Data supplied:
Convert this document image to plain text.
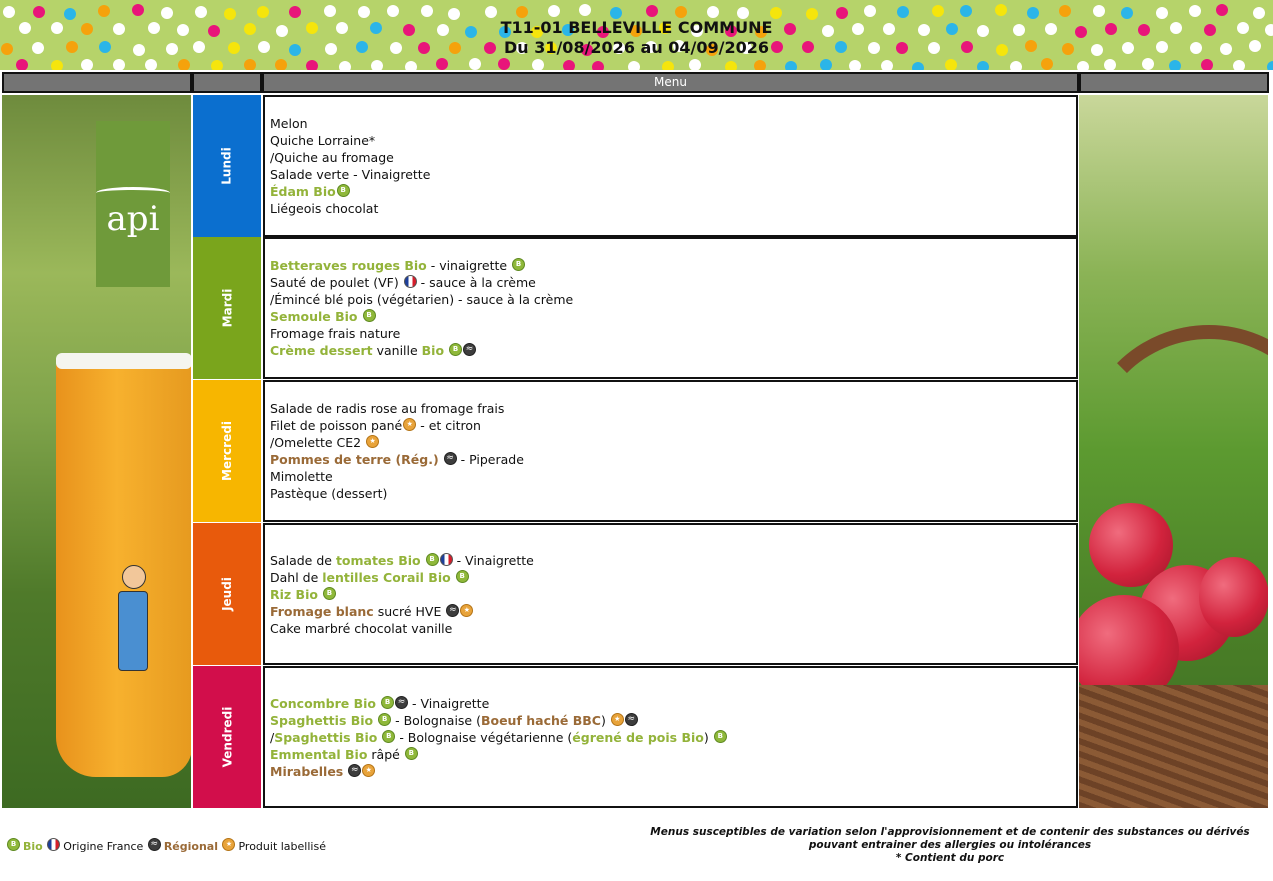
T11-01 BELLEVILLE COMMUNE
Du 31/08/2026 au 04/09/2026
Menu
api
Lundi
Melon
Quiche Lorraine*
/Quiche au fromage
Salade verte - Vinaigrette
Édam BioB
Liégeois chocolat
Mardi
Betteraves rouges Bio - vinaigrette B
Sauté de poulet (VF)  - sauce à la crème
/Émincé blé pois (végétarien) - sauce à la crème
Semoule Bio B
Fromage frais nature
Crème dessert vanille Bio B≈
Mercredi
Salade de radis rose au fromage frais
Filet de poisson pané★ - et citron
/Omelette CE2 ★
Pommes de terre (Rég.) ≈ - Piperade
Mimolette
Pastèque (dessert)
Jeudi
Salade de tomates Bio B	- Vinaigrette
Dahl de lentilles Corail Bio B
Riz Bio B
Fromage blanc sucré HVE ≈★
Cake marbré chocolat vanille
Vendredi
Concombre Bio B ≈	- Vinaigrette
Spaghettis Bio B - Bolognaise (Boeuf haché BBC) ★≈
/Spaghettis Bio B - Bolognaise végétarienne (égrené de pois Bio) B
Emmental Bio râpé B
Mirabelles ≈★
BBio Origine France ≈ Régional ★ Produit labellisé
Menus susceptibles de variation selon l'approvisionnement et de contenir des substances ou dérivés
pouvant entrainer des allergies ou intolérances
* Contient du porc
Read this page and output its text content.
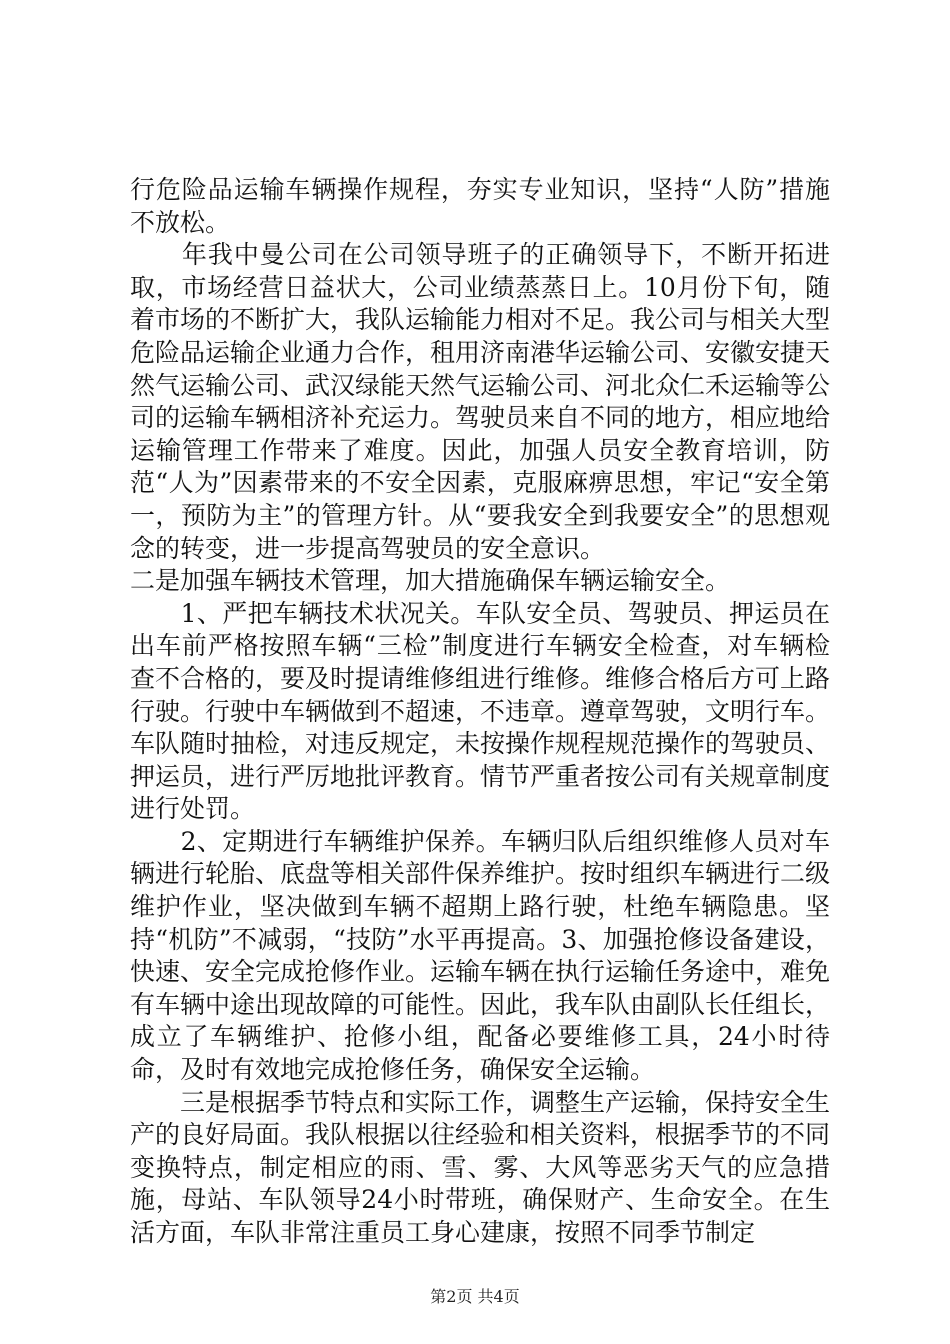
行危险品运输车辆操作规程，夯实专业知识，坚持“人防”措施不放松。

　　年我中曼公司在公司领导班子的正确领导下，不断开拓进取，市场经营日益状大，公司业绩蒸蒸日上。10月份下旬，随着市场的不断扩大，我队运输能力相对不足。我公司与相关大型危险品运输企业通力合作，租用济南港华运输公司、安徽安捷天然气运输公司、武汉绿能天然气运输公司、河北众仁禾运输等公司的运输车辆相济补充运力。驾驶员来自不同的地方，相应地给运输管理工作带来了难度。因此，加强人员安全教育培训，防范“人为”因素带来的不安全因素，克服麻痹思想，牢记“安全第一，预防为主”的管理方针。从“要我安全到我要安全”的思想观念的转变，进一步提高驾驶员的安全意识。

二是加强车辆技术管理，加大措施确保车辆运输安全。

　　1、严把车辆技术状况关。车队安全员、驾驶员、押运员在出车前严格按照车辆“三检”制度进行车辆安全检查，对车辆检查不合格的，要及时提请维修组进行维修。维修合格后方可上路行驶。行驶中车辆做到不超速，不违章。遵章驾驶，文明行车。车队随时抽检，对违反规定，未按操作规程规范操作的驾驶员、押运员，进行严厉地批评教育。情节严重者按公司有关规章制度进行处罚。

　　2、定期进行车辆维护保养。车辆归队后组织维修人员对车辆进行轮胎、底盘等相关部件保养维护。按时组织车辆进行二级维护作业，坚决做到车辆不超期上路行驶，杜绝车辆隐患。坚持“机防”不减弱，“技防”水平再提高。3、加强抢修设备建设，快速、安全完成抢修作业。运输车辆在执行运输任务途中，难免有车辆中途出现故障的可能性。因此，我车队由副队长任组长，成立了车辆维护、抢修小组，配备必要维修工具，24小时待命，及时有效地完成抢修任务，确保安全运输。

　　三是根据季节特点和实际工作，调整生产运输，保持安全生产的良好局面。我队根据以往经验和相关资料，根据季节的不同变换特点，制定相应的雨、雪、雾、大风等恶劣天气的应急措施，母站、车队领导24小时带班，确保财产、生命安全。在生活方面，车队非常注重员工身心建康，按照不同季节制定

第2页 共4页
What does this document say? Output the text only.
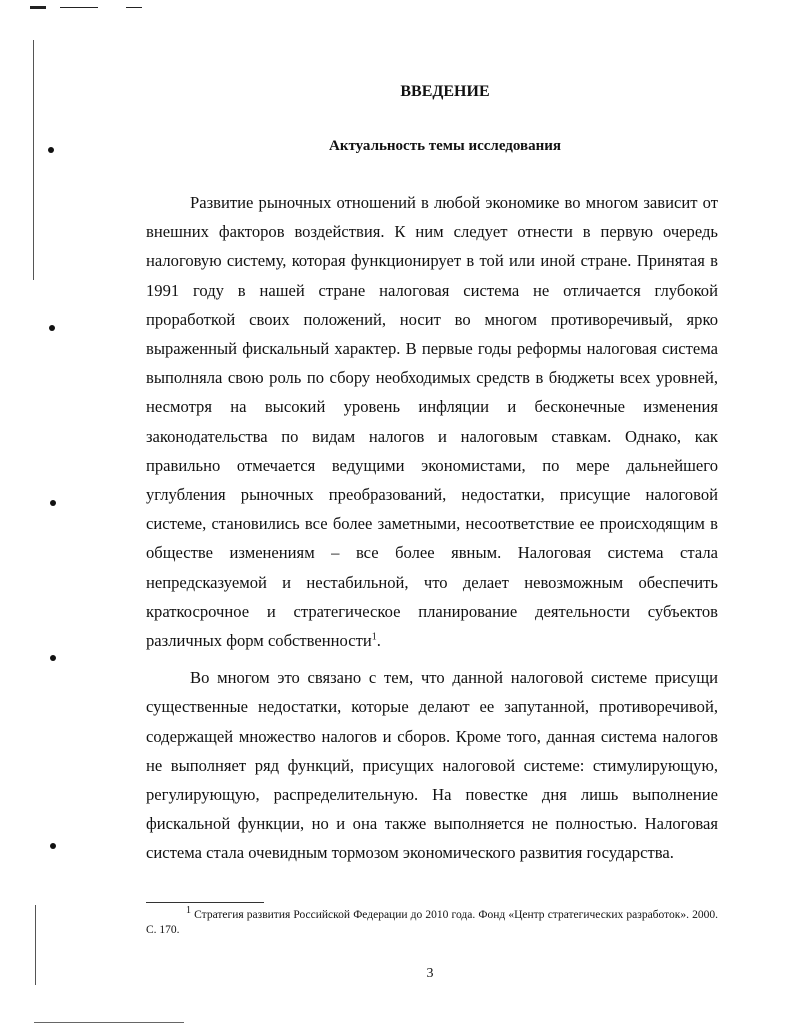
ВВЕДЕНИЕ
Актуальность темы исследования

Развитие рыночных отношений в любой экономике во многом зависит от внешних факторов воздействия. К ним следует отнести в первую очередь налоговую систему, которая функционирует в той или иной стране. Принятая в 1991 году в нашей стране налоговая система не отличается глубокой проработкой своих положений, носит во многом противоречивый, ярко выраженный фискальный характер. В первые годы реформы налоговая система выполняла свою роль по сбору необходимых средств в бюджеты всех уровней, несмотря на высокий уровень инфляции и бесконечные изменения законодательства по видам налогов и налоговым ставкам. Однако, как правильно отмечается ведущими экономистами, по мере дальнейшего углубления рыночных преобразований, недостатки, присущие налоговой системе, становились все более заметными, несоответствие ее происходящим в обществе изменениям – все более явным. Налоговая система стала непредсказуемой и нестабильной, что делает невозможным обеспечить краткосрочное и стратегическое планирование деятельности субъектов различных форм собственности$^1$.

Во многом это связано с тем, что данной налоговой системе присущи существенные недостатки, которые делают ее запутанной, противоречивой, содержащей множество налогов и сборов. Кроме того, данная система налогов не выполняет ряд функций, присущих налоговой системе: стимулирующую, регулирующую, распределительную. На повестке дня лишь выполнение фискальной функции, но и она также выполняется не полностью. Налоговая система стала очевидным тормозом экономического развития государства.

$^1$ Стратегия развития Российской Федерации до 2010 года. Фонд «Центр стратегических разработок». 2000. С. 170.

3
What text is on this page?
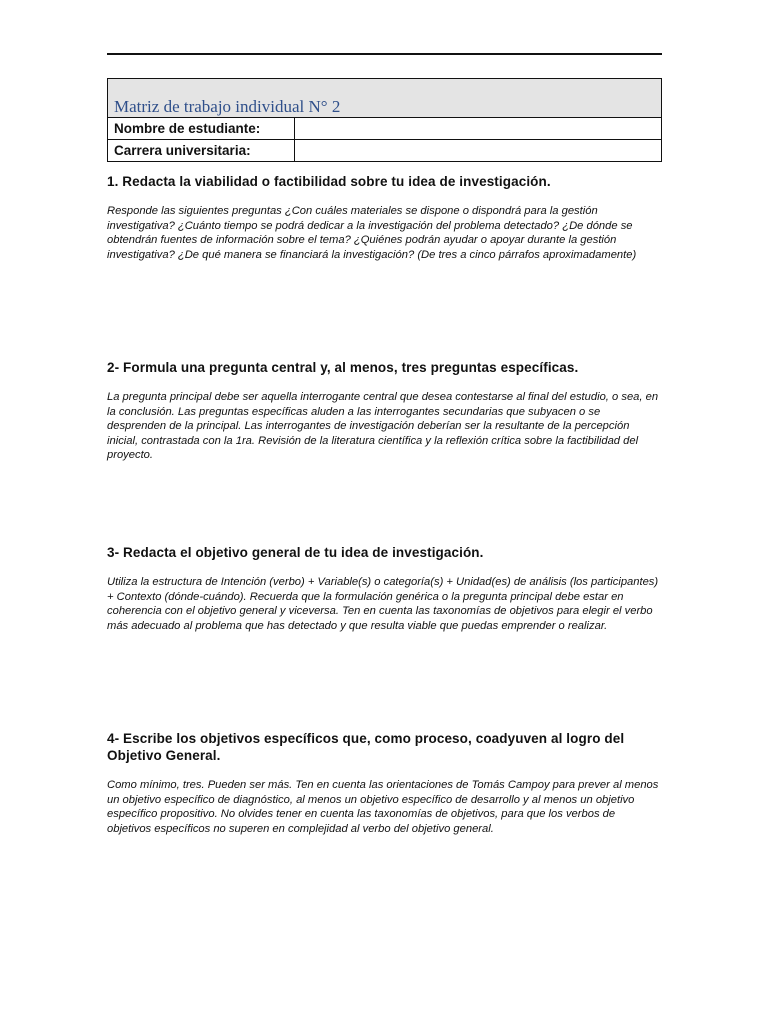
Matriz de trabajo individual N° 2	
Nombre de estudiante:	
Carrera universitaria:	
1. Redacta la viabilidad o factibilidad sobre tu idea de investigación.

Responde las siguientes preguntas ¿Con cuáles materiales se dispone o dispondrá para la gestión investigativa? ¿Cuánto tiempo se podrá dedicar a la investigación del problema detectado? ¿De dónde se obtendrán fuentes de información sobre el tema? ¿Quiénes podrán ayudar o apoyar durante la gestión investigativa? ¿De qué manera se financiará la investigación? (De tres a cinco párrafos aproximadamente)

2- Formula una pregunta central y, al menos, tres preguntas específicas.

La pregunta principal debe ser aquella interrogante central que desea contestarse al final del estudio, o sea, en la conclusión. Las preguntas específicas aluden a las interrogantes secundarias que subyacen o se desprenden de la principal. Las interrogantes de investigación deberían ser la resultante de la percepción inicial, contrastada con la 1ra. Revisión de la literatura científica y la reflexión crítica sobre la factibilidad del proyecto.

3- Redacta el objetivo general de tu idea de investigación.

Utiliza la estructura de Intención (verbo) + Variable(s) o categoría(s) + Unidad(es) de análisis (los participantes) + Contexto (dónde-cuándo). Recuerda que la formulación genérica o la pregunta principal debe estar en coherencia con el objetivo general y viceversa. Ten en cuenta las taxonomías de objetivos para elegir el verbo más adecuado al problema que has detectado y que resulta viable que puedas emprender o realizar.

4- Escribe los objetivos específicos que, como proceso, coadyuven al logro del Objetivo General.

Como mínimo, tres. Pueden ser más. Ten en cuenta las orientaciones de Tomás Campoy para prever al menos un objetivo específico de diagnóstico, al menos un objetivo específico de desarrollo y al menos un objetivo específico propositivo. No olvides tener en cuenta las taxonomías de objetivos, para que los verbos de objetivos específicos no superen en complejidad al verbo del objetivo general.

Exercise:
Report only how many lines of the listing hold the word "para".

The response:
3